The problem - List each line of the data that holds the word "hang".

[Start of Data for the task]

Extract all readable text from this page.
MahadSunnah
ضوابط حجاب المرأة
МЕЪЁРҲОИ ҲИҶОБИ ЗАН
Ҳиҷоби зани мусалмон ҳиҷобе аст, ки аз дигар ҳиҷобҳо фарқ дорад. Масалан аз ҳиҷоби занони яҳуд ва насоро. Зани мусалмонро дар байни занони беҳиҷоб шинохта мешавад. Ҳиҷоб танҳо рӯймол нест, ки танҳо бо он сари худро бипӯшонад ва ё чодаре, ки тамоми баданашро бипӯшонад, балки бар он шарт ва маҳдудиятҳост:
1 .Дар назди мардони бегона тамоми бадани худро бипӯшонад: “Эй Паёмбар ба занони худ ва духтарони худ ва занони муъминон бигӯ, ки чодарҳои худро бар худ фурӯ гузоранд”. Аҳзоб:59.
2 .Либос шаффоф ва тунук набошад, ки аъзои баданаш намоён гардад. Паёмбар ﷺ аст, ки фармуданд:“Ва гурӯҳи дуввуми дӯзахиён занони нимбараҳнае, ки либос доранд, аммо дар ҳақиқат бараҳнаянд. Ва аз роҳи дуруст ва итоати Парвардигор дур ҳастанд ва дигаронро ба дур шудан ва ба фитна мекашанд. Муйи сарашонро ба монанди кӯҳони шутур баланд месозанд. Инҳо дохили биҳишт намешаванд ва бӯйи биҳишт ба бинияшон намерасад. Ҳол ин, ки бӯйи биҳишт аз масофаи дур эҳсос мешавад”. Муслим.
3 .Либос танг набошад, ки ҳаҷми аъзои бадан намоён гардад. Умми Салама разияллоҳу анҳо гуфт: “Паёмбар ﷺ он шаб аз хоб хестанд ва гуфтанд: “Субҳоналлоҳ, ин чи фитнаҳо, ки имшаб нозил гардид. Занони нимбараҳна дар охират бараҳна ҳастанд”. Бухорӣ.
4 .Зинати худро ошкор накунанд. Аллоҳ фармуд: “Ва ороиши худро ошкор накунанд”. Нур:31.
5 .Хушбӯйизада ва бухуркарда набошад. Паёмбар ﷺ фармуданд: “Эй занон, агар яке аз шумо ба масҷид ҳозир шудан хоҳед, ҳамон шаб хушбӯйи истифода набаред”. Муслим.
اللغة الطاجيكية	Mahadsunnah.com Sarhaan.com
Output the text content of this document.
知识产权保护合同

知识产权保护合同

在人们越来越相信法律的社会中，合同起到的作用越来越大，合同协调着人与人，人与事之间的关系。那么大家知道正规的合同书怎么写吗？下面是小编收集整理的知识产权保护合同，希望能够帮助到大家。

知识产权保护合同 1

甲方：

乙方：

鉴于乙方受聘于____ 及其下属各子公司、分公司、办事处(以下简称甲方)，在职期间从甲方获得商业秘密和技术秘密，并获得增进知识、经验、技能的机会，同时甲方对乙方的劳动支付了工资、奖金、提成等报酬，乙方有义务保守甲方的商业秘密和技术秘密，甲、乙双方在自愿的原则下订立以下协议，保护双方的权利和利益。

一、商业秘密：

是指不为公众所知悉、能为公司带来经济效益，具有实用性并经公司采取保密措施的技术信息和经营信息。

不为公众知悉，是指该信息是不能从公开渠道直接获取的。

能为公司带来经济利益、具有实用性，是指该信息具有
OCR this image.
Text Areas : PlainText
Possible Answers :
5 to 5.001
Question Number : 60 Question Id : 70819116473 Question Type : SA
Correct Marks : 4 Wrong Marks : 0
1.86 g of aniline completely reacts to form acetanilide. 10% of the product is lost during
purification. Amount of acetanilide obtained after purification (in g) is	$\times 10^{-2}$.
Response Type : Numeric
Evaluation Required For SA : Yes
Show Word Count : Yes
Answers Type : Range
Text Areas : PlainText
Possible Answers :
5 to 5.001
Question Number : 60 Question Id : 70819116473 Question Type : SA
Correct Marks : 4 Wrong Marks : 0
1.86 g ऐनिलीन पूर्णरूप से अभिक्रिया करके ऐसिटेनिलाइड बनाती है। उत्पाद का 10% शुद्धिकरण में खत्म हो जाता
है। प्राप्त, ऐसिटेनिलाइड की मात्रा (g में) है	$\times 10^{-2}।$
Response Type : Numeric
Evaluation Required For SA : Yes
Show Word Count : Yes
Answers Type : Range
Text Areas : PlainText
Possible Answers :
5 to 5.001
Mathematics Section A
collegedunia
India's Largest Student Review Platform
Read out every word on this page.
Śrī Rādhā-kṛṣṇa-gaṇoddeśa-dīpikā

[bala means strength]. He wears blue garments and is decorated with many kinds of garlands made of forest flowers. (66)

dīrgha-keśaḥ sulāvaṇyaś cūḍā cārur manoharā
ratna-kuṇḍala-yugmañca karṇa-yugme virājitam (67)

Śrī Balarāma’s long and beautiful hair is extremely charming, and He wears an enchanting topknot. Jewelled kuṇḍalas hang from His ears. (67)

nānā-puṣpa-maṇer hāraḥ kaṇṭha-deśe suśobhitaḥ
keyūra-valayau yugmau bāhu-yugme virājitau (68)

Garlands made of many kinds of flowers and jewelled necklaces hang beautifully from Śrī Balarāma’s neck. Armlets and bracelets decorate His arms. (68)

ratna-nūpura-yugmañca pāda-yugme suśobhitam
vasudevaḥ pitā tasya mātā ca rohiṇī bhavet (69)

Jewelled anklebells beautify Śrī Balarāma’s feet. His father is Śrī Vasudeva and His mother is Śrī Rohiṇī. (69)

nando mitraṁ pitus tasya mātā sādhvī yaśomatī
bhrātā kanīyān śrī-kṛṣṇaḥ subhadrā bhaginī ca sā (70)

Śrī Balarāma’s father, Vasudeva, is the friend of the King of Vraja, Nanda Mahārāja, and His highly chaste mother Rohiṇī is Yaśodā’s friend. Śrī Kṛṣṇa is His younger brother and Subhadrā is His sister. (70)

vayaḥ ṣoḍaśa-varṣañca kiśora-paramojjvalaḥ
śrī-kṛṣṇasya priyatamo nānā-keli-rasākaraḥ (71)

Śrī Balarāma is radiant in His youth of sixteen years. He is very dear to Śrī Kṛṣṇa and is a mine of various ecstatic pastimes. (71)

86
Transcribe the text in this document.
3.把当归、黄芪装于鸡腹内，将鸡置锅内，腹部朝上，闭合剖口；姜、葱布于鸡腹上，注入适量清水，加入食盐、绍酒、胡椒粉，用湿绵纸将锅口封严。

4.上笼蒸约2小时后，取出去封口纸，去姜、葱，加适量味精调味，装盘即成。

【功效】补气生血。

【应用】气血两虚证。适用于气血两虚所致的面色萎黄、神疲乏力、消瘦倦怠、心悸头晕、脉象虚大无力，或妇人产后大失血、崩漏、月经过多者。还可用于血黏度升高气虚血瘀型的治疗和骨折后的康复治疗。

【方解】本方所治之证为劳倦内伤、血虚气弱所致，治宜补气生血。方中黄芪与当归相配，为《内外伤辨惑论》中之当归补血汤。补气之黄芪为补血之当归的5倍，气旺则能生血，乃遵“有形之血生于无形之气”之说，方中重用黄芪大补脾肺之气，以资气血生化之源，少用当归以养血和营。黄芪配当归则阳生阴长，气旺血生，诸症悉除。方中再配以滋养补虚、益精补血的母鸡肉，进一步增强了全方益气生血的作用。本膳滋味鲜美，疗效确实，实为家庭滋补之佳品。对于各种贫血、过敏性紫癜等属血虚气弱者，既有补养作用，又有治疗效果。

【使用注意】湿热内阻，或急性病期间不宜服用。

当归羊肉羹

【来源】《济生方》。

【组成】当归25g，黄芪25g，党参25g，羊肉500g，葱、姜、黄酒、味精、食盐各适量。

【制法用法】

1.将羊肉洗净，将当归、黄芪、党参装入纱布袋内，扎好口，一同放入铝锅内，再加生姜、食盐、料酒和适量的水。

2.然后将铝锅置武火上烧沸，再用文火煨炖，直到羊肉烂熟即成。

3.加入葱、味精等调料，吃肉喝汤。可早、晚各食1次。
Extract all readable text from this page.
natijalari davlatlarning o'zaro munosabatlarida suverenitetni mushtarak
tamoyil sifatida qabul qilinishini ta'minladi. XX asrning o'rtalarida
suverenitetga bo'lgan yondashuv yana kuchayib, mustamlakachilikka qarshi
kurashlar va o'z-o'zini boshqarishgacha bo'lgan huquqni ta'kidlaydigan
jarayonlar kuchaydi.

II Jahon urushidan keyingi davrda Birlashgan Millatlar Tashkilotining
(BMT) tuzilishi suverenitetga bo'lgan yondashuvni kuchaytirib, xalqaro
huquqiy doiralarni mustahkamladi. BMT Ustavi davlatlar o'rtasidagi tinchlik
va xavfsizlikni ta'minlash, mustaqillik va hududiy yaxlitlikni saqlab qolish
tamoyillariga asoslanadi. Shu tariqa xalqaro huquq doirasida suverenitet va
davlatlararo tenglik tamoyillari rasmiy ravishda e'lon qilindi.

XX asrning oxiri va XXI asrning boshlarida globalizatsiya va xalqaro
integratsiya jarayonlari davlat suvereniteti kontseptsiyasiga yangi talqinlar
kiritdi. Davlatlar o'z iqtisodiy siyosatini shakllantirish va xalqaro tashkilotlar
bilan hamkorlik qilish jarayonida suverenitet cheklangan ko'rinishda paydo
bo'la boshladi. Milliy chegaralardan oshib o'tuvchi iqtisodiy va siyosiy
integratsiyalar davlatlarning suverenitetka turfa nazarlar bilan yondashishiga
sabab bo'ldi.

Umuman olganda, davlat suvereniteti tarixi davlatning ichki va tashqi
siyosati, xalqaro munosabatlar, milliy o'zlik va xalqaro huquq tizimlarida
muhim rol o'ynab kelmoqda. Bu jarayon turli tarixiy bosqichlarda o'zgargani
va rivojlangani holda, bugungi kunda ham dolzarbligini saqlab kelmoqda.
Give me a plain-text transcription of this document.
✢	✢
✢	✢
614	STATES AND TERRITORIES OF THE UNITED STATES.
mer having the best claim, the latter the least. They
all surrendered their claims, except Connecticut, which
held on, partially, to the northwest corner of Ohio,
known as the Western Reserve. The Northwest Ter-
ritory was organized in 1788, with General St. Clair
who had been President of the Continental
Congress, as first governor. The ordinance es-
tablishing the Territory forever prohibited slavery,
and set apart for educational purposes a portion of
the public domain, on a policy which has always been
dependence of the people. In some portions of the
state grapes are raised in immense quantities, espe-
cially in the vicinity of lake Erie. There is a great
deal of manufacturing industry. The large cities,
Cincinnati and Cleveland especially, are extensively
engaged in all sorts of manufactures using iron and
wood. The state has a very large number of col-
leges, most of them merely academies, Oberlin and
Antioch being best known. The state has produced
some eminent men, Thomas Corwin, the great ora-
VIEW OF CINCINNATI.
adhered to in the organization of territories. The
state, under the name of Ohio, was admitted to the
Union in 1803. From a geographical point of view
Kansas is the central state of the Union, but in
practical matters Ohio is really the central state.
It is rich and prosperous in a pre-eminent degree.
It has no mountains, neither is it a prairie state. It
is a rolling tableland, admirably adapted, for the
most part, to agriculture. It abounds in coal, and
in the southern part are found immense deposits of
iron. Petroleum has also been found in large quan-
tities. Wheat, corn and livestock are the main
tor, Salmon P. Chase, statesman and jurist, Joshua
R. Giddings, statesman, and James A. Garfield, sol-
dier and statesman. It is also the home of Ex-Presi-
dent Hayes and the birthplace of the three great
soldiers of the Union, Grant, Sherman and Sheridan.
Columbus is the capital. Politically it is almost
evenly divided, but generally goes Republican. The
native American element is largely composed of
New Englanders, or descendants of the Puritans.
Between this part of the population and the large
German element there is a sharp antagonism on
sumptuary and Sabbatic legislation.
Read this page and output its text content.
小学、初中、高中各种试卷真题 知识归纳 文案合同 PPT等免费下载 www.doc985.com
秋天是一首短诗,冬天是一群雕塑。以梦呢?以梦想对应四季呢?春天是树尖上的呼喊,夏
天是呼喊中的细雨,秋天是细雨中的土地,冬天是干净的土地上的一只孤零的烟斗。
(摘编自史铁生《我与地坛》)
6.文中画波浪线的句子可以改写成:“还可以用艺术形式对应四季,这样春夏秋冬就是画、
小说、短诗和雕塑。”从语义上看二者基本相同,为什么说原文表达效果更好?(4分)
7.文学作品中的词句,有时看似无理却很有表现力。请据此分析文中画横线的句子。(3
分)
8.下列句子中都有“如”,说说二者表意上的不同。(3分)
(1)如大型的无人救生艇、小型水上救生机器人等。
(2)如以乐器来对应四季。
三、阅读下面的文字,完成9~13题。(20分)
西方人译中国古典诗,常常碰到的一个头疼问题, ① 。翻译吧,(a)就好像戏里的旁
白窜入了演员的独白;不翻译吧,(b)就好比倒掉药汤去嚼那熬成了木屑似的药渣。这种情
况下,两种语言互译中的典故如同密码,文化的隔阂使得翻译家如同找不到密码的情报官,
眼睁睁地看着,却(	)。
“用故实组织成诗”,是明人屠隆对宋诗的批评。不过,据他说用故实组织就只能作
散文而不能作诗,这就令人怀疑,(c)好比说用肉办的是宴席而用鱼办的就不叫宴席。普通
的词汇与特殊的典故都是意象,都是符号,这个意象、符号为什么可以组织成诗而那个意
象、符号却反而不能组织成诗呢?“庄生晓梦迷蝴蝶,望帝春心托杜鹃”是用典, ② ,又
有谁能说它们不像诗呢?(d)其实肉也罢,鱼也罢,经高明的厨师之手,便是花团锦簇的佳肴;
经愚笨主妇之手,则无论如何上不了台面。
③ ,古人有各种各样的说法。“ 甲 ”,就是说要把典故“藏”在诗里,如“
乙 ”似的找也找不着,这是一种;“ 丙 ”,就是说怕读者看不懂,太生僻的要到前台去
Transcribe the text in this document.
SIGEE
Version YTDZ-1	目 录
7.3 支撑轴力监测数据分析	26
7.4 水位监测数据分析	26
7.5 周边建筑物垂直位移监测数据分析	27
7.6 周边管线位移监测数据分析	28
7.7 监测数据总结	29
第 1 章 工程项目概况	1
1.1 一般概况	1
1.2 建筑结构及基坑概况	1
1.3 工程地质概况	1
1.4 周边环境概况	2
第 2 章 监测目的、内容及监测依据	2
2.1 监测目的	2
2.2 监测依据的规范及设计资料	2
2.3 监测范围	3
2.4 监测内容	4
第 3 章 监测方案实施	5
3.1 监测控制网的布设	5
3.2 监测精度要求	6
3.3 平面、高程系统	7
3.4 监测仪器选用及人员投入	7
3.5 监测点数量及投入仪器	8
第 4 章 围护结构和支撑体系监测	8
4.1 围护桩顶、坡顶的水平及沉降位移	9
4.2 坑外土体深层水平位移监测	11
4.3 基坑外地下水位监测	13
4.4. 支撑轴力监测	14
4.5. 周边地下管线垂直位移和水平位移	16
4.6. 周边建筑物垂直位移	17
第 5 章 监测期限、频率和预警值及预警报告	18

[End of Data for the task]

Exercise result -
Śrī Balarāma’s long and beautiful hair is extremely charming, and He wears an enchanting topknot. Jewelled kuṇḍalas hang from His ears. (67)
Garlands made of many kinds of flowers and jewelled necklaces hang beautifully from Śrī Balarāma’s neck. Armlets and bracelets decorate His arms. (68)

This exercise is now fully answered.